## [Data lines]
━━━━━━━━━━━━━━━━━━━━
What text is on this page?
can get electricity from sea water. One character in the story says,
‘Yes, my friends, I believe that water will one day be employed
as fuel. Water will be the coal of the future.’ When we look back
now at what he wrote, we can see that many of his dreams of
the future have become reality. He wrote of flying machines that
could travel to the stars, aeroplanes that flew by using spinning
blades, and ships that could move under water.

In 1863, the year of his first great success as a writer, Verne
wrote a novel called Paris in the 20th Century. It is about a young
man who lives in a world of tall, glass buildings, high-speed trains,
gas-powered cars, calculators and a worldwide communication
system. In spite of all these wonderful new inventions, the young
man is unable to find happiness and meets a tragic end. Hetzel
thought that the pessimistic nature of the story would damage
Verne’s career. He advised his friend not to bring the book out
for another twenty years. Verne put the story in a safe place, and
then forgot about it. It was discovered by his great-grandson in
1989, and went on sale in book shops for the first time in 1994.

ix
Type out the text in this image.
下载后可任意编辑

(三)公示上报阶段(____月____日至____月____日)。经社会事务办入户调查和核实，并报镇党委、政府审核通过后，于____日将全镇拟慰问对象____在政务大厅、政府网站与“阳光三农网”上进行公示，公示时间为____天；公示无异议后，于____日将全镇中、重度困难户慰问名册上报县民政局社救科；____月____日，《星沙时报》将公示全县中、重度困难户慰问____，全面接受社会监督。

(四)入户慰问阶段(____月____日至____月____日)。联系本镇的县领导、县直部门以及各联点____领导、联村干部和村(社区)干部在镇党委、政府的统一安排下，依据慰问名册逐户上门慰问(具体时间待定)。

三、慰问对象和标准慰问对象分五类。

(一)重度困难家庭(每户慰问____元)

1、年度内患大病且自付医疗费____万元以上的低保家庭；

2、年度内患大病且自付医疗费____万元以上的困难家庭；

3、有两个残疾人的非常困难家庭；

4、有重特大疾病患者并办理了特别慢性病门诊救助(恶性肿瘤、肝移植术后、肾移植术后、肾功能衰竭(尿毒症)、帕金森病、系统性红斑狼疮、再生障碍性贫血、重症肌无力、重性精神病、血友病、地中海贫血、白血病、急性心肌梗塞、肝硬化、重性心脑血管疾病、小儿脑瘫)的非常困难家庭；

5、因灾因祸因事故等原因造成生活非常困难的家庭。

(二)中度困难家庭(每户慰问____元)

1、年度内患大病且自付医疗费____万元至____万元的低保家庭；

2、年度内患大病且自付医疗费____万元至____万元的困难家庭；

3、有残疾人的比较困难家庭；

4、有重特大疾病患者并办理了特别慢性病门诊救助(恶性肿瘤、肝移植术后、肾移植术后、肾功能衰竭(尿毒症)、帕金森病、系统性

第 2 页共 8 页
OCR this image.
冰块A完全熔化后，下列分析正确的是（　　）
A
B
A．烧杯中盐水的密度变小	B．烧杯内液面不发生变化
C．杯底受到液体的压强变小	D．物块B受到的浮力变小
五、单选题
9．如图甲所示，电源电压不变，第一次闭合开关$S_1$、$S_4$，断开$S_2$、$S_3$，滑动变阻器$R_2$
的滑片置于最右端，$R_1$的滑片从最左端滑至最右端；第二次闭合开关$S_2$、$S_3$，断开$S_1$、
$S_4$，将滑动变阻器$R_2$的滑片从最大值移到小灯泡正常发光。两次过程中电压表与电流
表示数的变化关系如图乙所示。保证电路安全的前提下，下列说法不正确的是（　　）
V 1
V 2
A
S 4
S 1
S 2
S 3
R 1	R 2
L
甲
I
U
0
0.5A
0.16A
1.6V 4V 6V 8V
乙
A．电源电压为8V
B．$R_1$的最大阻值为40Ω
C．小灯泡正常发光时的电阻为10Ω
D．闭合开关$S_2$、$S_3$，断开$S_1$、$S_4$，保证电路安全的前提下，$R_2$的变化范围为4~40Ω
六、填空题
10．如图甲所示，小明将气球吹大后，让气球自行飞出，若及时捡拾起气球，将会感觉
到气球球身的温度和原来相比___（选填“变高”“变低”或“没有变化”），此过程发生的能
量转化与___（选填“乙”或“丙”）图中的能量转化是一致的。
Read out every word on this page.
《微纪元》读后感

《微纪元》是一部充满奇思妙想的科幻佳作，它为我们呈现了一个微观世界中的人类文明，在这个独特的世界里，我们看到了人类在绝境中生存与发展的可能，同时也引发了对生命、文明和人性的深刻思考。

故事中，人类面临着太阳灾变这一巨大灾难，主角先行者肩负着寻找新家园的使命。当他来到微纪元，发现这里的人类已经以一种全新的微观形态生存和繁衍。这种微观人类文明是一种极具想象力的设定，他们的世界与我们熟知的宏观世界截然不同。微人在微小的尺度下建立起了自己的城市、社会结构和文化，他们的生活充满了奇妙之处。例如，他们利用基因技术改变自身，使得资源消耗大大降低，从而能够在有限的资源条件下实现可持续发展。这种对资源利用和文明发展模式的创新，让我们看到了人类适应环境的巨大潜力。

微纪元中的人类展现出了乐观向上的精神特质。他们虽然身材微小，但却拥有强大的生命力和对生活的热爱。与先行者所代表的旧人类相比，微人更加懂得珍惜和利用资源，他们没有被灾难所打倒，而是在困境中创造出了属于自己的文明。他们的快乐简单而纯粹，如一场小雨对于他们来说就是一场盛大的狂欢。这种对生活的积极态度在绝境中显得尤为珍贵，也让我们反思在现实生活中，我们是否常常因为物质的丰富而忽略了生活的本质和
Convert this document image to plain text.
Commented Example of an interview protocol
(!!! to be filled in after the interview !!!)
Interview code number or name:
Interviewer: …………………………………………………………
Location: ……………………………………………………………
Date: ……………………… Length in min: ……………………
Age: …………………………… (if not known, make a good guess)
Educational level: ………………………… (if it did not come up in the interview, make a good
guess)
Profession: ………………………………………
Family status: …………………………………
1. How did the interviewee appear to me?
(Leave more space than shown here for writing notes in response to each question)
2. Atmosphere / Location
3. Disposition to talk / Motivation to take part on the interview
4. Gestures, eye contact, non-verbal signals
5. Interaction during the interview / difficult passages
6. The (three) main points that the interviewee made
━━━━━━━━━━━━━━━━━━━━
## [Task to complete]
All of the entries above should be written out again exactly.

## [Full output]
What text is on this page?
can get electricity from sea water. One character in the story says,
‘Yes, my friends, I believe that water will one day be employed
as fuel. Water will be the coal of the future.’ When we look back
now at what he wrote, we can see that many of his dreams of
the future have become reality. He wrote of flying machines that
could travel to the stars, aeroplanes that flew by using spinning
blades, and ships that could move under water.

In 1863, the year of his first great success as a writer, Verne
wrote a novel called Paris in the 20th Century. It is about a young
man who lives in a world of tall, glass buildings, high-speed trains,
gas-powered cars, calculators and a worldwide communication
system. In spite of all these wonderful new inventions, the young
man is unable to find happiness and meets a tragic end. Hetzel
thought that the pessimistic nature of the story would damage
Verne’s career. He advised his friend not to bring the book out
for another twenty years. Verne put the story in a safe place, and
then forgot about it. It was discovered by his great-grandson in
1989, and went on sale in book shops for the first time in 1994.

ix
Type out the text in this image.
下载后可任意编辑

(三)公示上报阶段(____月____日至____月____日)。经社会事务办入户调查和核实，并报镇党委、政府审核通过后，于____日将全镇拟慰问对象____在政务大厅、政府网站与“阳光三农网”上进行公示，公示时间为____天；公示无异议后，于____日将全镇中、重度困难户慰问名册上报县民政局社救科；____月____日，《星沙时报》将公示全县中、重度困难户慰问____，全面接受社会监督。

(四)入户慰问阶段(____月____日至____月____日)。联系本镇的县领导、县直部门以及各联点____领导、联村干部和村(社区)干部在镇党委、政府的统一安排下，依据慰问名册逐户上门慰问(具体时间待定)。

三、慰问对象和标准慰问对象分五类。

(一)重度困难家庭(每户慰问____元)

1、年度内患大病且自付医疗费____万元以上的低保家庭；

2、年度内患大病且自付医疗费____万元以上的困难家庭；

3、有两个残疾人的非常困难家庭；

4、有重特大疾病患者并办理了特别慢性病门诊救助(恶性肿瘤、肝移植术后、肾移植术后、肾功能衰竭(尿毒症)、帕金森病、系统性红斑狼疮、再生障碍性贫血、重症肌无力、重性精神病、血友病、地中海贫血、白血病、急性心肌梗塞、肝硬化、重性心脑血管疾病、小儿脑瘫)的非常困难家庭；

5、因灾因祸因事故等原因造成生活非常困难的家庭。

(二)中度困难家庭(每户慰问____元)

1、年度内患大病且自付医疗费____万元至____万元的低保家庭；

2、年度内患大病且自付医疗费____万元至____万元的困难家庭；

3、有残疾人的比较困难家庭；

4、有重特大疾病患者并办理了特别慢性病门诊救助(恶性肿瘤、肝移植术后、肾移植术后、肾功能衰竭(尿毒症)、帕金森病、系统性

第 2 页共 8 页
OCR this image.
冰块A完全熔化后，下列分析正确的是（　　）
A
B
A．烧杯中盐水的密度变小	B．烧杯内液面不发生变化
C．杯底受到液体的压强变小	D．物块B受到的浮力变小
五、单选题
9．如图甲所示，电源电压不变，第一次闭合开关$S_1$、$S_4$，断开$S_2$、$S_3$，滑动变阻器$R_2$
的滑片置于最右端，$R_1$的滑片从最左端滑至最右端；第二次闭合开关$S_2$、$S_3$，断开$S_1$、
$S_4$，将滑动变阻器$R_2$的滑片从最大值移到小灯泡正常发光。两次过程中电压表与电流
表示数的变化关系如图乙所示。保证电路安全的前提下，下列说法不正确的是（　　）
V 1
V 2
A
S 4
S 1
S 2
S 3
R 1	R 2
L
甲
I
U
0
0.5A
0.16A
1.6V 4V 6V 8V
乙
A．电源电压为8V
B．$R_1$的最大阻值为40Ω
C．小灯泡正常发光时的电阻为10Ω
D．闭合开关$S_2$、$S_3$，断开$S_1$、$S_4$，保证电路安全的前提下，$R_2$的变化范围为4~40Ω
六、填空题
10．如图甲所示，小明将气球吹大后，让气球自行飞出，若及时捡拾起气球，将会感觉
到气球球身的温度和原来相比___（选填“变高”“变低”或“没有变化”），此过程发生的能
量转化与___（选填“乙”或“丙”）图中的能量转化是一致的。
Read out every word on this page.
《微纪元》读后感

《微纪元》是一部充满奇思妙想的科幻佳作，它为我们呈现了一个微观世界中的人类文明，在这个独特的世界里，我们看到了人类在绝境中生存与发展的可能，同时也引发了对生命、文明和人性的深刻思考。

故事中，人类面临着太阳灾变这一巨大灾难，主角先行者肩负着寻找新家园的使命。当他来到微纪元，发现这里的人类已经以一种全新的微观形态生存和繁衍。这种微观人类文明是一种极具想象力的设定，他们的世界与我们熟知的宏观世界截然不同。微人在微小的尺度下建立起了自己的城市、社会结构和文化，他们的生活充满了奇妙之处。例如，他们利用基因技术改变自身，使得资源消耗大大降低，从而能够在有限的资源条件下实现可持续发展。这种对资源利用和文明发展模式的创新，让我们看到了人类适应环境的巨大潜力。

微纪元中的人类展现出了乐观向上的精神特质。他们虽然身材微小，但却拥有强大的生命力和对生活的热爱。与先行者所代表的旧人类相比，微人更加懂得珍惜和利用资源，他们没有被灾难所打倒，而是在困境中创造出了属于自己的文明。他们的快乐简单而纯粹，如一场小雨对于他们来说就是一场盛大的狂欢。这种对生活的积极态度在绝境中显得尤为珍贵，也让我们反思在现实生活中，我们是否常常因为物质的丰富而忽略了生活的本质和
Convert this document image to plain text.
Commented Example of an interview protocol
(!!! to be filled in after the interview !!!)
Interview code number or name:
Interviewer: …………………………………………………………
Location: ……………………………………………………………
Date: ……………………… Length in min: ……………………
Age: …………………………… (if not known, make a good guess)
Educational level: ………………………… (if it did not come up in the interview, make a good
guess)
Profession: ………………………………………
Family status: …………………………………
1. How did the interviewee appear to me?
(Leave more space than shown here for writing notes in response to each question)
2. Atmosphere / Location
3. Disposition to talk / Motivation to take part on the interview
4. Gestures, eye contact, non-verbal signals
5. Interaction during the interview / difficult passages
6. The (three) main points that the interviewee made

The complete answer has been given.